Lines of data
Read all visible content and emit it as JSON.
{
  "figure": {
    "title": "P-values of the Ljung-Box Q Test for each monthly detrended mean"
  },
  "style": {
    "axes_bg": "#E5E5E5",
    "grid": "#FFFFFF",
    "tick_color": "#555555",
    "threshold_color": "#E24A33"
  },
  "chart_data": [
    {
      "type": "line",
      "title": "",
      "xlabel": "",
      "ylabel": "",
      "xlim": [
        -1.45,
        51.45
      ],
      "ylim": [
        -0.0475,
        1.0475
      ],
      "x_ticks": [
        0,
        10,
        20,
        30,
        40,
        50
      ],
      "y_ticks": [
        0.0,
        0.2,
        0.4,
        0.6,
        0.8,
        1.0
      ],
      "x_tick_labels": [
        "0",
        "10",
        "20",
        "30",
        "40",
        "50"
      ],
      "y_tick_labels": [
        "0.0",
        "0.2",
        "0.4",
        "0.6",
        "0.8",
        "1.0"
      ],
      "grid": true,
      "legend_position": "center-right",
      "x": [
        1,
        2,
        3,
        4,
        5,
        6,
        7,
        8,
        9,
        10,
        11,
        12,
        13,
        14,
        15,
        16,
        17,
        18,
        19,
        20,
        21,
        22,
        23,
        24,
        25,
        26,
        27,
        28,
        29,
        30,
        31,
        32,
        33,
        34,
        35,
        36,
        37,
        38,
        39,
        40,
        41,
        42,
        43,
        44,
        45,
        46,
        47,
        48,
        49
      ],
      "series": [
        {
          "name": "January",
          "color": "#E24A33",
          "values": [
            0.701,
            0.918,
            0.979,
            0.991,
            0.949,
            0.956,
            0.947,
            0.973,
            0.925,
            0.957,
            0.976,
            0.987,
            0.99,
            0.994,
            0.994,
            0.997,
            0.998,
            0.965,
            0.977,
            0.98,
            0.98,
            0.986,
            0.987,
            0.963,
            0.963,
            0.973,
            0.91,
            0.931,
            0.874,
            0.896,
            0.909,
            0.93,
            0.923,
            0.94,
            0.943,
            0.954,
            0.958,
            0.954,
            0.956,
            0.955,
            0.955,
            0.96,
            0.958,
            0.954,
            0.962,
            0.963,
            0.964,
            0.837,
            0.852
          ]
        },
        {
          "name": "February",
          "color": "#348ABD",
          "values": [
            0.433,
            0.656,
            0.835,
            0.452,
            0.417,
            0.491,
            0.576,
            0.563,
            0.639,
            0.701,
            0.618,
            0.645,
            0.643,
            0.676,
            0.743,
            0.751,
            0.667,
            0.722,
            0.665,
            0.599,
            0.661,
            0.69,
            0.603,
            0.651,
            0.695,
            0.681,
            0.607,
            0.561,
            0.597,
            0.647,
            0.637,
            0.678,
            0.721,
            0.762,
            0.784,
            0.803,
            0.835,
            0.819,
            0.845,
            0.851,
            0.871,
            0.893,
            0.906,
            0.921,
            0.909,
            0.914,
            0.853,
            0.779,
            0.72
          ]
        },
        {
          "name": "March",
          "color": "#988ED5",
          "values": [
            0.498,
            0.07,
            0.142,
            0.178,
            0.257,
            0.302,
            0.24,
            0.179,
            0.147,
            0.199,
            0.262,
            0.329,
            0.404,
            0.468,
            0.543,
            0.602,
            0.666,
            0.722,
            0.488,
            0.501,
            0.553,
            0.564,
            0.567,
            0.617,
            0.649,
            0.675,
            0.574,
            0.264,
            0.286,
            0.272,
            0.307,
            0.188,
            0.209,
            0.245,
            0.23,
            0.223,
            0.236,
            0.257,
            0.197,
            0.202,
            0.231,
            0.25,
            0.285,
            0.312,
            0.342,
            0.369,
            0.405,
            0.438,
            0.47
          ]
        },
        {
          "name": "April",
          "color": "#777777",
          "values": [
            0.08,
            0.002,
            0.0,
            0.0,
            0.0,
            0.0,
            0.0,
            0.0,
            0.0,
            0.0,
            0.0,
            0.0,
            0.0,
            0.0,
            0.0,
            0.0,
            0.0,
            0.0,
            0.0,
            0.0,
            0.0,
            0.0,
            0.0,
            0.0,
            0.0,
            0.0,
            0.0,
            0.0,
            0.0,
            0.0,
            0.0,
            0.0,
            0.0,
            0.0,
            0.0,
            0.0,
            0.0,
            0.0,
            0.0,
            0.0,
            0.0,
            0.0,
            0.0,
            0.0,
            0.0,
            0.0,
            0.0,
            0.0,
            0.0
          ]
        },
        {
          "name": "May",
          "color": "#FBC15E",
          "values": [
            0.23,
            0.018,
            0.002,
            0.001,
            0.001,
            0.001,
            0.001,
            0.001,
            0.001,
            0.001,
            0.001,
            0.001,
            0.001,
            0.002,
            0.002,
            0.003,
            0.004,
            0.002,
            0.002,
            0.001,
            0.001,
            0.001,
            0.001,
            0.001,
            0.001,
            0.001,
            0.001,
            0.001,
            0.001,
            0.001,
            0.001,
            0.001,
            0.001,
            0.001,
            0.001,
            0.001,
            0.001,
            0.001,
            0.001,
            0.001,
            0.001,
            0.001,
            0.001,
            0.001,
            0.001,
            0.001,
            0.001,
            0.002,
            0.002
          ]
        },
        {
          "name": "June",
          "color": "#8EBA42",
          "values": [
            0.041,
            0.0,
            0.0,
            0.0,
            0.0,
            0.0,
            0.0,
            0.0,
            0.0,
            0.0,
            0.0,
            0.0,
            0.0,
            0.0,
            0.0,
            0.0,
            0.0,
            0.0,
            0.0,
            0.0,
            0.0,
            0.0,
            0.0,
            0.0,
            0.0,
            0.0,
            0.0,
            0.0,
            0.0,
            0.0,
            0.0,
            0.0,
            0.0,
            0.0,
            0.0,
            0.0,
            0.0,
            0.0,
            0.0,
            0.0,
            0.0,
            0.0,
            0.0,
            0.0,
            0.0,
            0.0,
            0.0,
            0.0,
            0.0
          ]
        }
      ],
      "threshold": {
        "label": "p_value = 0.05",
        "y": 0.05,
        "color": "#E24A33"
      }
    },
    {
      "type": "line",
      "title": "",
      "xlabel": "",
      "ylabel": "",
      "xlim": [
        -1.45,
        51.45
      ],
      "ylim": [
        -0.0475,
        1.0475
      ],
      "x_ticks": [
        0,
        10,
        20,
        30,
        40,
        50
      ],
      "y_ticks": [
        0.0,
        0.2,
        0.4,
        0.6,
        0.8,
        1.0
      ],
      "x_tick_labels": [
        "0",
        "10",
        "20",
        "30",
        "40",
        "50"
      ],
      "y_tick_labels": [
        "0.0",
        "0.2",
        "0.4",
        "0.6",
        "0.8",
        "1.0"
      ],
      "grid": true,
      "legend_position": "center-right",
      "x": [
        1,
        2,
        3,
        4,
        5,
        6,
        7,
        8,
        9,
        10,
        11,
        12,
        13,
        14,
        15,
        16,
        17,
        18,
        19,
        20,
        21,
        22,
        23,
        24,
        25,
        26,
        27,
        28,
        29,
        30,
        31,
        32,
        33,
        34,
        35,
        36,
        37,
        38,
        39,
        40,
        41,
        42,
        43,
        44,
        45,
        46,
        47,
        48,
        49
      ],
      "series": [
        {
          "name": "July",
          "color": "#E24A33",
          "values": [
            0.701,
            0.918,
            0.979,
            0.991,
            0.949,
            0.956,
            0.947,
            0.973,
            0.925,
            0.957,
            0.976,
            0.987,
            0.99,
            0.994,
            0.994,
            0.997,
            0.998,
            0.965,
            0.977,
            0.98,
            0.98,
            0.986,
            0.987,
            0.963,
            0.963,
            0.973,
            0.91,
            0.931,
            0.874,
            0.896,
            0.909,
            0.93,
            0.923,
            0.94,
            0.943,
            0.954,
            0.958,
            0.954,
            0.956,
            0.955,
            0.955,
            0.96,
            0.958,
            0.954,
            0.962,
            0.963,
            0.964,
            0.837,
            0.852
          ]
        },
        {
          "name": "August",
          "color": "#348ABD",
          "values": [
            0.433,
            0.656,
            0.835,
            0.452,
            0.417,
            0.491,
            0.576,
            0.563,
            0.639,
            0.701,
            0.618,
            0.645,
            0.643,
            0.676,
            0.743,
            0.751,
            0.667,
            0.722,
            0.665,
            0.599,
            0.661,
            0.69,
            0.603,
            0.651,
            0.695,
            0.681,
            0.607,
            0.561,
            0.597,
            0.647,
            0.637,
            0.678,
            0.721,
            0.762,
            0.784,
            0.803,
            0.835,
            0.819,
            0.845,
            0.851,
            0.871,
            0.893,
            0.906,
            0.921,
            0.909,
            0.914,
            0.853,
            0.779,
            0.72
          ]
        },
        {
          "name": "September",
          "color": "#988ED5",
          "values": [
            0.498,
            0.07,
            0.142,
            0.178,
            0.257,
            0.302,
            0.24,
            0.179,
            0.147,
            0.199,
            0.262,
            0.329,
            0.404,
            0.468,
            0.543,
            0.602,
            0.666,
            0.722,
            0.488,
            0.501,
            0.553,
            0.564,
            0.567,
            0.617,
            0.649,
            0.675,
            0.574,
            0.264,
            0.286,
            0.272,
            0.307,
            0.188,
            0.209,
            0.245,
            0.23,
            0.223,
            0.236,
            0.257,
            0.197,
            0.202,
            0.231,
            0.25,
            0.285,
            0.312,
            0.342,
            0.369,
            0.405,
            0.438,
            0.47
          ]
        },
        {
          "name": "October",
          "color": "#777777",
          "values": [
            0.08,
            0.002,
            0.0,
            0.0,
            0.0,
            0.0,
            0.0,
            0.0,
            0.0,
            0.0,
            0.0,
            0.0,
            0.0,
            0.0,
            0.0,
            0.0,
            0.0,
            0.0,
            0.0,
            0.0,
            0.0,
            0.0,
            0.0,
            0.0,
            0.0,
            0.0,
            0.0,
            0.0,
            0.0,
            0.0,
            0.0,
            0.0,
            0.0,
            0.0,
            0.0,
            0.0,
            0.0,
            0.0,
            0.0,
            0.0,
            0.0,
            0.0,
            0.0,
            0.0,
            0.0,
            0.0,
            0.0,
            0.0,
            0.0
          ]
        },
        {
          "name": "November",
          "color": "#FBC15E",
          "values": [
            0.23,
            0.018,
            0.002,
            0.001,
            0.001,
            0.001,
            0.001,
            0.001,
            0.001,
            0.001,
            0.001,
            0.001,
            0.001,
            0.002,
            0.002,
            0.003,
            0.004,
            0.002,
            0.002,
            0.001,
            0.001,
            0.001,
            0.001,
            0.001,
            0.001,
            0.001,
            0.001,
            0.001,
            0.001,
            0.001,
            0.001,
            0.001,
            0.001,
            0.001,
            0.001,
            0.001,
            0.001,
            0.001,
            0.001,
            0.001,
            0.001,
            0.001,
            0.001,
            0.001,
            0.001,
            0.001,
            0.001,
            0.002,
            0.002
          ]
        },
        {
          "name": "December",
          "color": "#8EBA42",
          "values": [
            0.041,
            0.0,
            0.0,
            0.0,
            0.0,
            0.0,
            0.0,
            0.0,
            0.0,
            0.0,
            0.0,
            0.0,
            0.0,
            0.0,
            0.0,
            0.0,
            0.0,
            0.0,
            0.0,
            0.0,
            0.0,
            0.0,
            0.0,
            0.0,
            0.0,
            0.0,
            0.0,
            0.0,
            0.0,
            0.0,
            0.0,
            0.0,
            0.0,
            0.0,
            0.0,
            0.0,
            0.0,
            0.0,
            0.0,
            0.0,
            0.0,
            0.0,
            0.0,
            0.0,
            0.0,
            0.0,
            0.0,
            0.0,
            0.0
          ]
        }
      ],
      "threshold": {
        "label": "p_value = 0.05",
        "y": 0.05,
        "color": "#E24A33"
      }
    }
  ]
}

WHAT YOU SHOULD DO
Scan the material above. Extract every line in which the word "name" occurs.

RESPONSE TO THIS TASK
          "name": "January",
          "name": "February",
          "name": "March",
          "name": "April",
          "name": "May",
          "name": "June",
          "name": "July",
          "name": "August",
          "name": "September",
          "name": "October",
          "name": "November",
          "name": "December",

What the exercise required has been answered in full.